Count each line in which the word "name" appears. Reply with the total and nothing more.

+--

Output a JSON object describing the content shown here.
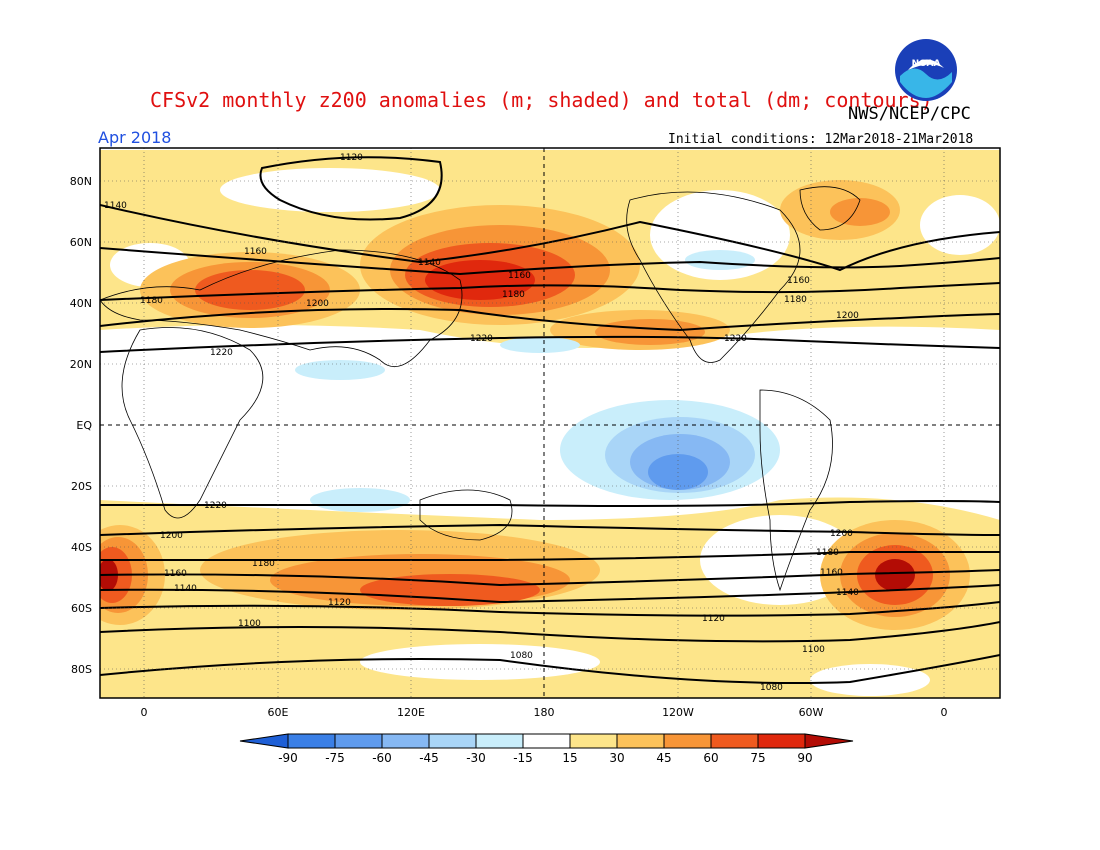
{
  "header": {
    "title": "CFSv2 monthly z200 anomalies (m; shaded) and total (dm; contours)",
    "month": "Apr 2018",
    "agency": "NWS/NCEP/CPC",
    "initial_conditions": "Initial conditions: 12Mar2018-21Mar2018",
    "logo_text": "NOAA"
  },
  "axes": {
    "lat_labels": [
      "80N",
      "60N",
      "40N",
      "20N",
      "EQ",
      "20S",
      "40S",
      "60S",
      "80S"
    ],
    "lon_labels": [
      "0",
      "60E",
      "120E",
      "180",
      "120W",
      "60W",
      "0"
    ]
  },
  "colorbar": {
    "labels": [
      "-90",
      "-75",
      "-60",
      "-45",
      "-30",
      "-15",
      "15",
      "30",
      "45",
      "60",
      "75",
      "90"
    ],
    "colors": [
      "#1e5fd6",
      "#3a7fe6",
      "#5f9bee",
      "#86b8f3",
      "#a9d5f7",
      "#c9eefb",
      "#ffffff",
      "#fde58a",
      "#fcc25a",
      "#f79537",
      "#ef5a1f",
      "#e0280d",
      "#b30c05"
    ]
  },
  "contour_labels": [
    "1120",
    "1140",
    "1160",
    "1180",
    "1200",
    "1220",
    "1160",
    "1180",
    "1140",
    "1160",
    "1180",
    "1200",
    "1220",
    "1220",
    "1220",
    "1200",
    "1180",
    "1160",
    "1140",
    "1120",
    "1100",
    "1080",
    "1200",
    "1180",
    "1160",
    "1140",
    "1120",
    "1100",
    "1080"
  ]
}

+--

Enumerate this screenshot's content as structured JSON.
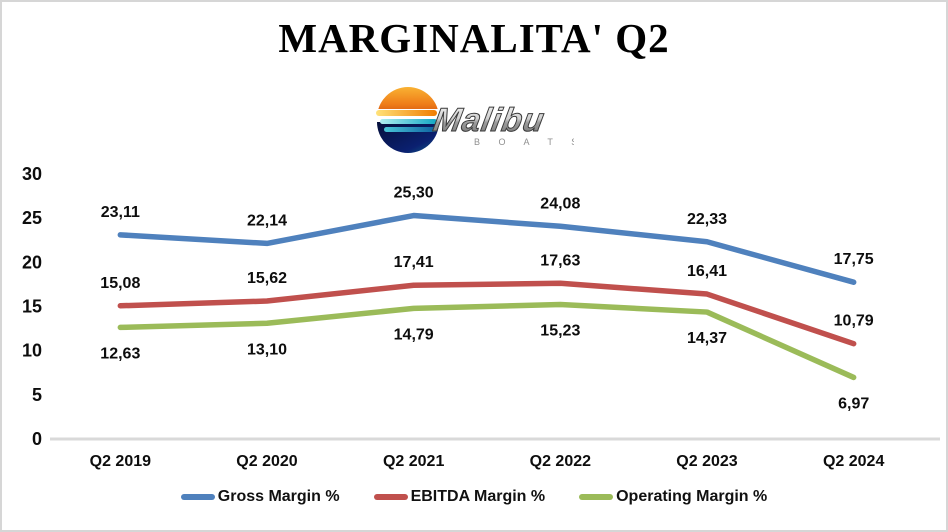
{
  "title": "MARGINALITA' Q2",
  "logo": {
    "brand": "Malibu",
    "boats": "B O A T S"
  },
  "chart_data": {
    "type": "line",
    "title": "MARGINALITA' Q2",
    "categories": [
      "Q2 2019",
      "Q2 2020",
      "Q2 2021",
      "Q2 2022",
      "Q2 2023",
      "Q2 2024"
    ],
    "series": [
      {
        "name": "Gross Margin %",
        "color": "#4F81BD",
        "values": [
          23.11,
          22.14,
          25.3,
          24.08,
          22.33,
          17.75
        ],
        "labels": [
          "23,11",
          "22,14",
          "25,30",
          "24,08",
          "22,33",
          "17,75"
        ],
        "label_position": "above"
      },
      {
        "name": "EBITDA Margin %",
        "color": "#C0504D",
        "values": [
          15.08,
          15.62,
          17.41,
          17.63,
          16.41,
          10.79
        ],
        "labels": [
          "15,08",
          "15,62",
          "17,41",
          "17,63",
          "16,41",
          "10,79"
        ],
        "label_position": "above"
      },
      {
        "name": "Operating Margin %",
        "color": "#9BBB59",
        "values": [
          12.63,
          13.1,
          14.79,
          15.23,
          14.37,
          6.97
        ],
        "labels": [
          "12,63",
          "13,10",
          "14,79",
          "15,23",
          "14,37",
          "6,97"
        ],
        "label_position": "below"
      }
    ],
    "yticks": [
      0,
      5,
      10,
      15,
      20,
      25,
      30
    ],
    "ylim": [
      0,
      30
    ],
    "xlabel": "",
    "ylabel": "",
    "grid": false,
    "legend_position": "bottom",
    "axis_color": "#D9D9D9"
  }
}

+--

## Solution for this exercise
3